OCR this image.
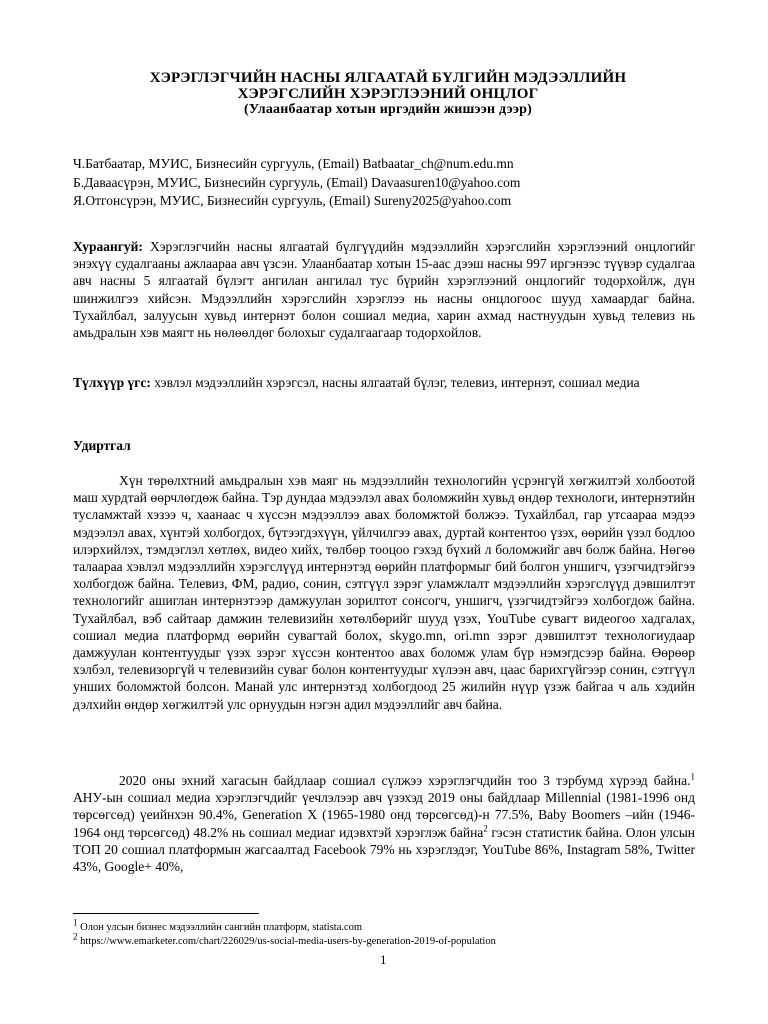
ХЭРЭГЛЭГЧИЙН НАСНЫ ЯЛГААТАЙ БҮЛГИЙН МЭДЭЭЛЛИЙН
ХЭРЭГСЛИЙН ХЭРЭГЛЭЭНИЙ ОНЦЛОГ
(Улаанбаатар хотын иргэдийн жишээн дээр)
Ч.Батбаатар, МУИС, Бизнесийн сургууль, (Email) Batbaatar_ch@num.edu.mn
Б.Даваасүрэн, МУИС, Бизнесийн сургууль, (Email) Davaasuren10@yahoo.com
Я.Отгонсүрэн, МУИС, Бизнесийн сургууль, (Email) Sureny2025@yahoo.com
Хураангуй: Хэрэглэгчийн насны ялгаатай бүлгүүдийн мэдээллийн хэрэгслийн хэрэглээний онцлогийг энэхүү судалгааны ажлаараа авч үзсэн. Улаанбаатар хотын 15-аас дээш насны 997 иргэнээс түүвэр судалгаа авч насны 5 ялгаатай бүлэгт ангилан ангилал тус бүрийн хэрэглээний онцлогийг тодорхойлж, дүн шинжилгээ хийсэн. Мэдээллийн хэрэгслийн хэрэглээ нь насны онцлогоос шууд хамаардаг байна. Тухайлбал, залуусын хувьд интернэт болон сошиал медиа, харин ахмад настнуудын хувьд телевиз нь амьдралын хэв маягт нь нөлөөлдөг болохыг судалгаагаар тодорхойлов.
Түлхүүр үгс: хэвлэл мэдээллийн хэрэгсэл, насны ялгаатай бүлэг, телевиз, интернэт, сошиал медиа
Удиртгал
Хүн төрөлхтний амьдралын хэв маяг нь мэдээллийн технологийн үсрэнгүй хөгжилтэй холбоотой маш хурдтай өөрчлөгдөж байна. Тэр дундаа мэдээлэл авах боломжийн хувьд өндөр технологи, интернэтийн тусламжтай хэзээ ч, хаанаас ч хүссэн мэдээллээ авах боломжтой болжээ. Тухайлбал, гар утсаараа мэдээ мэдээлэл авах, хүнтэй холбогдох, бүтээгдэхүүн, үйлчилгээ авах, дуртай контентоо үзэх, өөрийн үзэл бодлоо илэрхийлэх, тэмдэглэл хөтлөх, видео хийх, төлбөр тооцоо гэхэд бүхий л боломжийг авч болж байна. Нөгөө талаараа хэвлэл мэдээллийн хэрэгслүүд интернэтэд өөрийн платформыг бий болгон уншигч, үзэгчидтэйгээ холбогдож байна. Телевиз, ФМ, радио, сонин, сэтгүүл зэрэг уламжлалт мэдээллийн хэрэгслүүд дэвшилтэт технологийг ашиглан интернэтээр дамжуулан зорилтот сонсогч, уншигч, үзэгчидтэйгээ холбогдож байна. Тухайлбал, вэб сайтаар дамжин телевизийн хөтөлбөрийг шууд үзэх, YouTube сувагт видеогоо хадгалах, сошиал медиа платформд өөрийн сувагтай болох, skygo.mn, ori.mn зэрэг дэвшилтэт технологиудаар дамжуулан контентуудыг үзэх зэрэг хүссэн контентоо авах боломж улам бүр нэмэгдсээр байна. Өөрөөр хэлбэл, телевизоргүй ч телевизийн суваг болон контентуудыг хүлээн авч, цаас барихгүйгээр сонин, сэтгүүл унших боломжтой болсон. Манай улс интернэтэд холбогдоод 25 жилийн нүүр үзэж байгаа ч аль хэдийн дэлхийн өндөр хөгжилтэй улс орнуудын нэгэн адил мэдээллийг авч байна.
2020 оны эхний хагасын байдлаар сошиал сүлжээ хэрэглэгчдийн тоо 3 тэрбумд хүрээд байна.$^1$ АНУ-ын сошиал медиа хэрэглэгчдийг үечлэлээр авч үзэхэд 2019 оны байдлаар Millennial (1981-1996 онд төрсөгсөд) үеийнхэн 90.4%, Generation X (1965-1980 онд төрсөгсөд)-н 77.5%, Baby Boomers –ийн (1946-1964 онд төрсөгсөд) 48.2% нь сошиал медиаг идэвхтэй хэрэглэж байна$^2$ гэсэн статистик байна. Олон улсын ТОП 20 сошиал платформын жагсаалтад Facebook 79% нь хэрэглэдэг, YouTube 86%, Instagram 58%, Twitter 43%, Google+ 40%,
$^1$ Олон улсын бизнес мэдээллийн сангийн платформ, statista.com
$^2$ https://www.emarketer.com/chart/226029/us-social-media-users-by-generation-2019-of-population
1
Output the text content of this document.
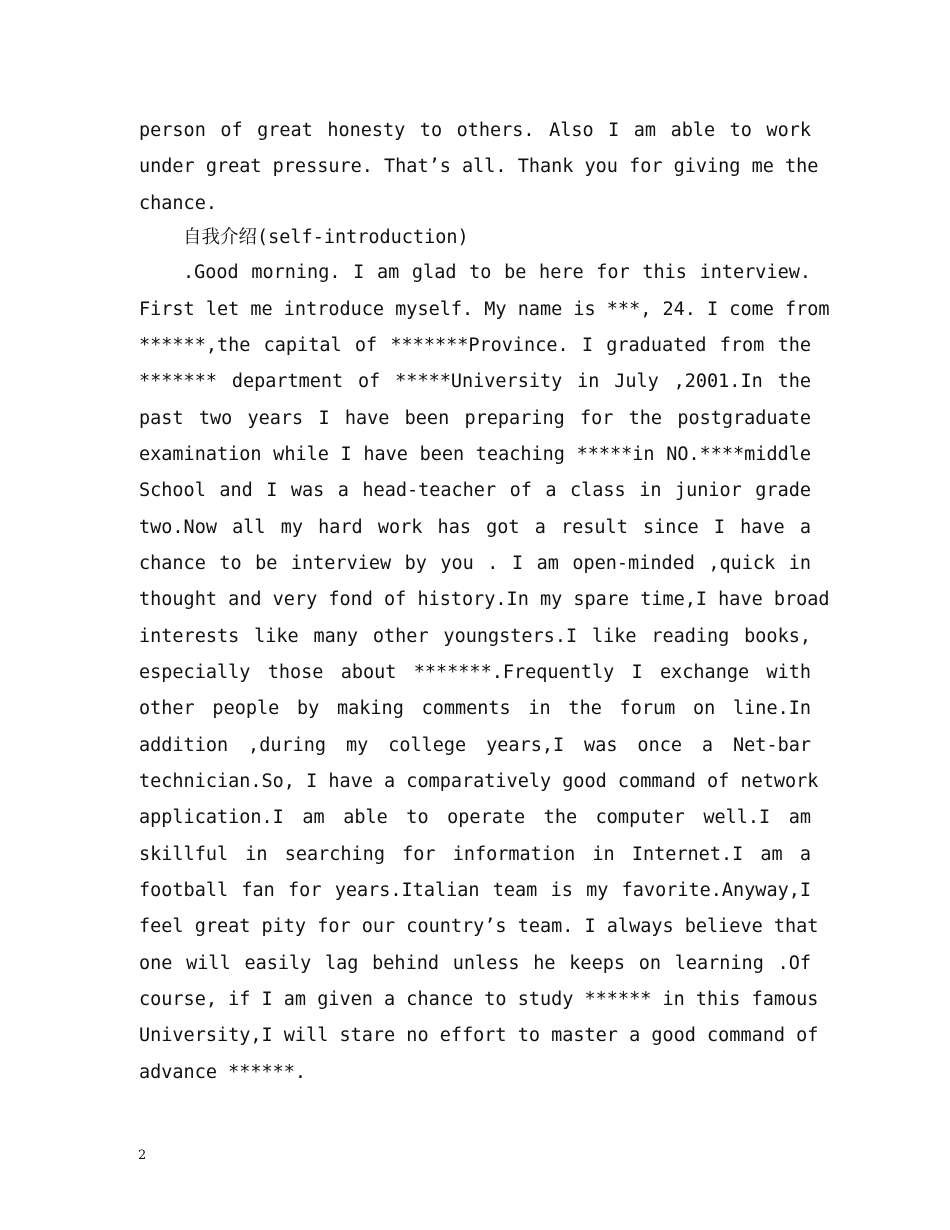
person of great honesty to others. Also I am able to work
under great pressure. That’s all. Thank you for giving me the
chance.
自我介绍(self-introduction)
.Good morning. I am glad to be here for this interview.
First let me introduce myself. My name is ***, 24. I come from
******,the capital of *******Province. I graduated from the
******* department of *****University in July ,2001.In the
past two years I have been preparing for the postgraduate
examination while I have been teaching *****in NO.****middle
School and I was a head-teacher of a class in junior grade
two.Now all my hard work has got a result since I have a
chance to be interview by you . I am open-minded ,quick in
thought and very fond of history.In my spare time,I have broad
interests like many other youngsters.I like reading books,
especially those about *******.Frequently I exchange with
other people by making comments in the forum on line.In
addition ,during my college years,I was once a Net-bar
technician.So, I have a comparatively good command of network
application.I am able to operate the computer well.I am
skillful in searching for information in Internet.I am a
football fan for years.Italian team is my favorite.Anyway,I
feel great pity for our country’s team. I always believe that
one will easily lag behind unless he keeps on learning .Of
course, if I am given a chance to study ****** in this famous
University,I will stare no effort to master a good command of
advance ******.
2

--------------------------------

### Required task:
Check every line of the entries above for the word "able" and report how many lines contain it, giving the number only.

### Answer for the task:
2